___ ENTRIES PROVIDED ___

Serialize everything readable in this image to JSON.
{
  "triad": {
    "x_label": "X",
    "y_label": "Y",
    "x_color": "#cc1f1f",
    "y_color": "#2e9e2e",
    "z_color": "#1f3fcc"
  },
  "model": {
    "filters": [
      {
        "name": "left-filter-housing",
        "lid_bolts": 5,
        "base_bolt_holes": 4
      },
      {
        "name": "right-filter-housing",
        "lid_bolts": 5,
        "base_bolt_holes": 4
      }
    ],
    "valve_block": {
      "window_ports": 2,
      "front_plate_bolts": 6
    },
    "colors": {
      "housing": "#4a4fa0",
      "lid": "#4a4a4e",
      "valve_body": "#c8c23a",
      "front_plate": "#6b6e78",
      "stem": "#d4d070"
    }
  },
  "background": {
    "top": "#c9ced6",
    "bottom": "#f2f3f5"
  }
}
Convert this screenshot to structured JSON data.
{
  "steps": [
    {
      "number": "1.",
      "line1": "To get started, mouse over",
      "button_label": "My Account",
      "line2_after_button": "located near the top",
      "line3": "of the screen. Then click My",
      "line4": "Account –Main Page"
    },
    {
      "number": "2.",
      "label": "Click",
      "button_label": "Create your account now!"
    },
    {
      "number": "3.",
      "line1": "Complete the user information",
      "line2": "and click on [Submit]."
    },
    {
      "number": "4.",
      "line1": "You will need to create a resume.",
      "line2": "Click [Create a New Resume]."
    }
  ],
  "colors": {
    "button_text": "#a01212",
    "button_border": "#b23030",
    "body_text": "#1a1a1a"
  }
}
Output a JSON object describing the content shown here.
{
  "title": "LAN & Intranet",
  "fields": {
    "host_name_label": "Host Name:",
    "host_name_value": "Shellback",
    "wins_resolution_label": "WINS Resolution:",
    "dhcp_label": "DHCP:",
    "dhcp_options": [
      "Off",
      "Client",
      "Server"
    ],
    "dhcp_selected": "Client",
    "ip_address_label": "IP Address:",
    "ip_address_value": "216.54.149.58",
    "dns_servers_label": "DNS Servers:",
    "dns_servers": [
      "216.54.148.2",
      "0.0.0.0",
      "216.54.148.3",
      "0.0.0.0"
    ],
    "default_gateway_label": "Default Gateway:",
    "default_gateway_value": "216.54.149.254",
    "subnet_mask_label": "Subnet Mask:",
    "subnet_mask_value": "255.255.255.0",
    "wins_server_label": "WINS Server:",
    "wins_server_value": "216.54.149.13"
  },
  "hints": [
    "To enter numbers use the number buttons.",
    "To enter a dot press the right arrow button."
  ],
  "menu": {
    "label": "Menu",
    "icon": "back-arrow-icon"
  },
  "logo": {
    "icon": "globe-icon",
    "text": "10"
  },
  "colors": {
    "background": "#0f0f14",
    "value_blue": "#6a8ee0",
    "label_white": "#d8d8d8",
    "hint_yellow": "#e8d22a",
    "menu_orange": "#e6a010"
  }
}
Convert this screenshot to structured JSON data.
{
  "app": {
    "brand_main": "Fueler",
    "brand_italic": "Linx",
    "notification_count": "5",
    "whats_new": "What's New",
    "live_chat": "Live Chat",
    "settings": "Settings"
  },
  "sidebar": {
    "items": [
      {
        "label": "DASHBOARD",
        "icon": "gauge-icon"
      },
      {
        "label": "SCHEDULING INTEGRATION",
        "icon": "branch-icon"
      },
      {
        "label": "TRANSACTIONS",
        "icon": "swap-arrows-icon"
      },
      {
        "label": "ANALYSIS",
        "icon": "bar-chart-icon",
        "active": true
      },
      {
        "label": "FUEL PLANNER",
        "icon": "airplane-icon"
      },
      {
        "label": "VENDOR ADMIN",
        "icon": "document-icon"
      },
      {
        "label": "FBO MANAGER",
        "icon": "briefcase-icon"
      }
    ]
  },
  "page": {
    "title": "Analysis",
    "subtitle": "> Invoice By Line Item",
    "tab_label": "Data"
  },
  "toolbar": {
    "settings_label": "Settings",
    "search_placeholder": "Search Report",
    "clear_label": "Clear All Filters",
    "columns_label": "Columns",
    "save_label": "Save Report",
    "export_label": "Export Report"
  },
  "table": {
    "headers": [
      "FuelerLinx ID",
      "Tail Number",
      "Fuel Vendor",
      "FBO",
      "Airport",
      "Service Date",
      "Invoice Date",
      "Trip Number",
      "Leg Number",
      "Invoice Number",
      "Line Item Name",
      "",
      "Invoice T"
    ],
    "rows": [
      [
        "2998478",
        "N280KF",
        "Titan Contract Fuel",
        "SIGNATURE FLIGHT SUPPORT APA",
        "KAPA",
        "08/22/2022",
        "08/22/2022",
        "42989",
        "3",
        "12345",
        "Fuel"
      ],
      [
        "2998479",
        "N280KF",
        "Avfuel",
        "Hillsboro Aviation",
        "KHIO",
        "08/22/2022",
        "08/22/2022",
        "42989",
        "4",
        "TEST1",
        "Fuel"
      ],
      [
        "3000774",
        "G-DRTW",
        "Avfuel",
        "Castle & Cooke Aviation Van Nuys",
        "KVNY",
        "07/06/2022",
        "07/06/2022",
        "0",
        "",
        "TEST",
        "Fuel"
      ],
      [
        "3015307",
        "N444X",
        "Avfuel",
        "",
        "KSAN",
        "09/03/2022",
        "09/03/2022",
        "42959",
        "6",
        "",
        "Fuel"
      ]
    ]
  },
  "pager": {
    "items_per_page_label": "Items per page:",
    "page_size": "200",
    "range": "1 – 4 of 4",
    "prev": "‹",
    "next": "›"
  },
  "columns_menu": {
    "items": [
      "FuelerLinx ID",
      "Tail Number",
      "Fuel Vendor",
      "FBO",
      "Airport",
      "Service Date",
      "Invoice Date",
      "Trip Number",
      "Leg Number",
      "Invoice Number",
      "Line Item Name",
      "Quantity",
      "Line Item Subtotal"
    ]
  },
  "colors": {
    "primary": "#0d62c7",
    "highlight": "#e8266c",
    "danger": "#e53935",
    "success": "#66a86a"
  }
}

___

Return every entry exactly as given.

COMPLETE OUTPUT -
Serialize everything readable in this image to JSON.
{
  "triad": {
    "x_label": "X",
    "y_label": "Y",
    "x_color": "#cc1f1f",
    "y_color": "#2e9e2e",
    "z_color": "#1f3fcc"
  },
  "model": {
    "filters": [
      {
        "name": "left-filter-housing",
        "lid_bolts": 5,
        "base_bolt_holes": 4
      },
      {
        "name": "right-filter-housing",
        "lid_bolts": 5,
        "base_bolt_holes": 4
      }
    ],
    "valve_block": {
      "window_ports": 2,
      "front_plate_bolts": 6
    },
    "colors": {
      "housing": "#4a4fa0",
      "lid": "#4a4a4e",
      "valve_body": "#c8c23a",
      "front_plate": "#6b6e78",
      "stem": "#d4d070"
    }
  },
  "background": {
    "top": "#c9ced6",
    "bottom": "#f2f3f5"
  }
}
Convert this screenshot to structured JSON data.
{
  "steps": [
    {
      "number": "1.",
      "line1": "To get started, mouse over",
      "button_label": "My Account",
      "line2_after_button": "located near the top",
      "line3": "of the screen. Then click My",
      "line4": "Account –Main Page"
    },
    {
      "number": "2.",
      "label": "Click",
      "button_label": "Create your account now!"
    },
    {
      "number": "3.",
      "line1": "Complete the user information",
      "line2": "and click on [Submit]."
    },
    {
      "number": "4.",
      "line1": "You will need to create a resume.",
      "line2": "Click [Create a New Resume]."
    }
  ],
  "colors": {
    "button_text": "#a01212",
    "button_border": "#b23030",
    "body_text": "#1a1a1a"
  }
}
Output a JSON object describing the content shown here.
{
  "title": "LAN & Intranet",
  "fields": {
    "host_name_label": "Host Name:",
    "host_name_value": "Shellback",
    "wins_resolution_label": "WINS Resolution:",
    "dhcp_label": "DHCP:",
    "dhcp_options": [
      "Off",
      "Client",
      "Server"
    ],
    "dhcp_selected": "Client",
    "ip_address_label": "IP Address:",
    "ip_address_value": "216.54.149.58",
    "dns_servers_label": "DNS Servers:",
    "dns_servers": [
      "216.54.148.2",
      "0.0.0.0",
      "216.54.148.3",
      "0.0.0.0"
    ],
    "default_gateway_label": "Default Gateway:",
    "default_gateway_value": "216.54.149.254",
    "subnet_mask_label": "Subnet Mask:",
    "subnet_mask_value": "255.255.255.0",
    "wins_server_label": "WINS Server:",
    "wins_server_value": "216.54.149.13"
  },
  "hints": [
    "To enter numbers use the number buttons.",
    "To enter a dot press the right arrow button."
  ],
  "menu": {
    "label": "Menu",
    "icon": "back-arrow-icon"
  },
  "logo": {
    "icon": "globe-icon",
    "text": "10"
  },
  "colors": {
    "background": "#0f0f14",
    "value_blue": "#6a8ee0",
    "label_white": "#d8d8d8",
    "hint_yellow": "#e8d22a",
    "menu_orange": "#e6a010"
  }
}
Convert this screenshot to structured JSON data.
{
  "app": {
    "brand_main": "Fueler",
    "brand_italic": "Linx",
    "notification_count": "5",
    "whats_new": "What's New",
    "live_chat": "Live Chat",
    "settings": "Settings"
  },
  "sidebar": {
    "items": [
      {
        "label": "DASHBOARD",
        "icon": "gauge-icon"
      },
      {
        "label": "SCHEDULING INTEGRATION",
        "icon": "branch-icon"
      },
      {
        "label": "TRANSACTIONS",
        "icon": "swap-arrows-icon"
      },
      {
        "label": "ANALYSIS",
        "icon": "bar-chart-icon",
        "active": true
      },
      {
        "label": "FUEL PLANNER",
        "icon": "airplane-icon"
      },
      {
        "label": "VENDOR ADMIN",
        "icon": "document-icon"
      },
      {
        "label": "FBO MANAGER",
        "icon": "briefcase-icon"
      }
    ]
  },
  "page": {
    "title": "Analysis",
    "subtitle": "> Invoice By Line Item",
    "tab_label": "Data"
  },
  "toolbar": {
    "settings_label": "Settings",
    "search_placeholder": "Search Report",
    "clear_label": "Clear All Filters",
    "columns_label": "Columns",
    "save_label": "Save Report",
    "export_label": "Export Report"
  },
  "table": {
    "headers": [
      "FuelerLinx ID",
      "Tail Number",
      "Fuel Vendor",
      "FBO",
      "Airport",
      "Service Date",
      "Invoice Date",
      "Trip Number",
      "Leg Number",
      "Invoice Number",
      "Line Item Name",
      "",
      "Invoice T"
    ],
    "rows": [
      [
        "2998478",
        "N280KF",
        "Titan Contract Fuel",
        "SIGNATURE FLIGHT SUPPORT APA",
        "KAPA",
        "08/22/2022",
        "08/22/2022",
        "42989",
        "3",
        "12345",
        "Fuel"
      ],
      [
        "2998479",
        "N280KF",
        "Avfuel",
        "Hillsboro Aviation",
        "KHIO",
        "08/22/2022",
        "08/22/2022",
        "42989",
        "4",
        "TEST1",
        "Fuel"
      ],
      [
        "3000774",
        "G-DRTW",
        "Avfuel",
        "Castle & Cooke Aviation Van Nuys",
        "KVNY",
        "07/06/2022",
        "07/06/2022",
        "0",
        "",
        "TEST",
        "Fuel"
      ],
      [
        "3015307",
        "N444X",
        "Avfuel",
        "",
        "KSAN",
        "09/03/2022",
        "09/03/2022",
        "42959",
        "6",
        "",
        "Fuel"
      ]
    ]
  },
  "pager": {
    "items_per_page_label": "Items per page:",
    "page_size": "200",
    "range": "1 – 4 of 4",
    "prev": "‹",
    "next": "›"
  },
  "columns_menu": {
    "items": [
      "FuelerLinx ID",
      "Tail Number",
      "Fuel Vendor",
      "FBO",
      "Airport",
      "Service Date",
      "Invoice Date",
      "Trip Number",
      "Leg Number",
      "Invoice Number",
      "Line Item Name",
      "Quantity",
      "Line Item Subtotal"
    ]
  },
  "colors": {
    "primary": "#0d62c7",
    "highlight": "#e8266c",
    "danger": "#e53935",
    "success": "#66a86a"
  }
}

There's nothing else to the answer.